# What you should do
Show each line that has the string "letter" in it.

# Data entries

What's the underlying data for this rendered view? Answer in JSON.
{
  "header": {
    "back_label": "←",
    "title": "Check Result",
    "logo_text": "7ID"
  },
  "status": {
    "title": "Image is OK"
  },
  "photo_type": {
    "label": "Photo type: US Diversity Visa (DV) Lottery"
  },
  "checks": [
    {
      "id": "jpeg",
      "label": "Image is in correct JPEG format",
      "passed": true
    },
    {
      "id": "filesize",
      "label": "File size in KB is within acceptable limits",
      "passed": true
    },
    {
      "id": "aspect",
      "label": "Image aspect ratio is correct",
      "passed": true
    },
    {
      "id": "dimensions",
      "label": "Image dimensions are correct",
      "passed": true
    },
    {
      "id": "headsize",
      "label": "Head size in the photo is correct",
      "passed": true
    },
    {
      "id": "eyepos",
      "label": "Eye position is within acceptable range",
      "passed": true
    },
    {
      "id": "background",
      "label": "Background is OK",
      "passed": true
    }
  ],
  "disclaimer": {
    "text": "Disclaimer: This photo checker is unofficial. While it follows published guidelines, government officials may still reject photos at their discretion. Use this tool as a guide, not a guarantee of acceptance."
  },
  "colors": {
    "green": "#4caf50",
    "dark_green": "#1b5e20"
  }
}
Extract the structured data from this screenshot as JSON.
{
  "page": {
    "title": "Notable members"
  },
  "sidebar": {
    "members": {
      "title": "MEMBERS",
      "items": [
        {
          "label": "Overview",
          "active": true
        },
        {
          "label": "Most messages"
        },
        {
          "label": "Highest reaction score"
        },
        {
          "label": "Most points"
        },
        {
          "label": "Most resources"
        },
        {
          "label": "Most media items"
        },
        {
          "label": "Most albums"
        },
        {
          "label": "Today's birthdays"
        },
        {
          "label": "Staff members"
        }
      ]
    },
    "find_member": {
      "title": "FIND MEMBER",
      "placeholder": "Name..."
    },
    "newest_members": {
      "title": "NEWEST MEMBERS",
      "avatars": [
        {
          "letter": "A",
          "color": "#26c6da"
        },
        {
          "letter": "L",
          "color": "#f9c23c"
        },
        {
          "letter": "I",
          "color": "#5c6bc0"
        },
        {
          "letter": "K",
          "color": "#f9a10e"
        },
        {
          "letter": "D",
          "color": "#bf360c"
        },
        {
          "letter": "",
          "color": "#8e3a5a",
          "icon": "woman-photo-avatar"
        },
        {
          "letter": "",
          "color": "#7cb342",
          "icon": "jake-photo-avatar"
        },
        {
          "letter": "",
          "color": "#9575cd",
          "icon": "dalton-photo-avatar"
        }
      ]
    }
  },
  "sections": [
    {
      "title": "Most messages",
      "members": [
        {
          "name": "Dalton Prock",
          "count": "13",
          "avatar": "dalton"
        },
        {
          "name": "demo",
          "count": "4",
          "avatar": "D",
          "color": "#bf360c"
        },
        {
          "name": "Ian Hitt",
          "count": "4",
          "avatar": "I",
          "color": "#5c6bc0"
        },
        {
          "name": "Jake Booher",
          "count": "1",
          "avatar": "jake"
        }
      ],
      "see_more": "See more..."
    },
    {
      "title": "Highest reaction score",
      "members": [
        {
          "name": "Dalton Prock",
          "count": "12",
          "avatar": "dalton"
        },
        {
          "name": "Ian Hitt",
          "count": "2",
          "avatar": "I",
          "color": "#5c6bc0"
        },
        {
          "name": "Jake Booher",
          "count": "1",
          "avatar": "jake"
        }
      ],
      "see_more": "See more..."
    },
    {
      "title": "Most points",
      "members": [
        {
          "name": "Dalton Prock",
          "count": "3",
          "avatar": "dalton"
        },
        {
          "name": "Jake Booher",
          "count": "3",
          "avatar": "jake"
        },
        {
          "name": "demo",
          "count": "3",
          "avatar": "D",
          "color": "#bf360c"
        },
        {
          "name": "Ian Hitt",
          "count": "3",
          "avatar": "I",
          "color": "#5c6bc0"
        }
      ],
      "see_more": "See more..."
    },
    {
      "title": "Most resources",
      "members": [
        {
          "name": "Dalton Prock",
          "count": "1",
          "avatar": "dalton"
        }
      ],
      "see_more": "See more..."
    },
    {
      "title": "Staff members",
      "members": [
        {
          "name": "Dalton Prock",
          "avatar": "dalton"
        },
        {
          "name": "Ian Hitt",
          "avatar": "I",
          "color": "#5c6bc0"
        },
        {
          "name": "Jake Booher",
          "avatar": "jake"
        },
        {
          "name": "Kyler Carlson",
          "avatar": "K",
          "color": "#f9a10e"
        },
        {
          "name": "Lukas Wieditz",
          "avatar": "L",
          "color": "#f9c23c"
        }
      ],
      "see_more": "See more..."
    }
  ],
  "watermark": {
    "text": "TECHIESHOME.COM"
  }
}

# Worked answer
          "letter": "A",
          "letter": "L",
          "letter": "I",
          "letter": "K",
          "letter": "D",
          "letter": "",
          "letter": "",
          "letter": "",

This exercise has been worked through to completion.